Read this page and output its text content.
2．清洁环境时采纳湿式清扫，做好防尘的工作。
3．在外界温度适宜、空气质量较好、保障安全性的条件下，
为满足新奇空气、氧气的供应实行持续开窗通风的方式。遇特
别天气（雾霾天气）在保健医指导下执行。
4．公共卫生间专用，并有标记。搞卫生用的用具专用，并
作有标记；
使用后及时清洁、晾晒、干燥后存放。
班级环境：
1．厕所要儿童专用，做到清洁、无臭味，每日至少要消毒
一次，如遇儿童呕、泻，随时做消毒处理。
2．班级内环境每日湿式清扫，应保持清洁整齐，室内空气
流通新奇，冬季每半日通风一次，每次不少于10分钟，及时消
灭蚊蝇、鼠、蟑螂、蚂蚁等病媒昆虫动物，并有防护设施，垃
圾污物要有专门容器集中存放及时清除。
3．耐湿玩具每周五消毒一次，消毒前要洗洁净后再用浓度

--------------------------------

- Task details -
Once more, set down the full listing, verbatim.

- Result below -
Read this page and output its text content.
2．清洁环境时采纳湿式清扫，做好防尘的工作。
3．在外界温度适宜、空气质量较好、保障安全性的条件下，
为满足新奇空气、氧气的供应实行持续开窗通风的方式。遇特
别天气（雾霾天气）在保健医指导下执行。
4．公共卫生间专用，并有标记。搞卫生用的用具专用，并
作有标记；
使用后及时清洁、晾晒、干燥后存放。
班级环境：
1．厕所要儿童专用，做到清洁、无臭味，每日至少要消毒
一次，如遇儿童呕、泻，随时做消毒处理。
2．班级内环境每日湿式清扫，应保持清洁整齐，室内空气
流通新奇，冬季每半日通风一次，每次不少于10分钟，及时消
灭蚊蝇、鼠、蟑螂、蚂蚁等病媒昆虫动物，并有防护设施，垃
圾污物要有专门容器集中存放及时清除。
3．耐湿玩具每周五消毒一次，消毒前要洗洁净后再用浓度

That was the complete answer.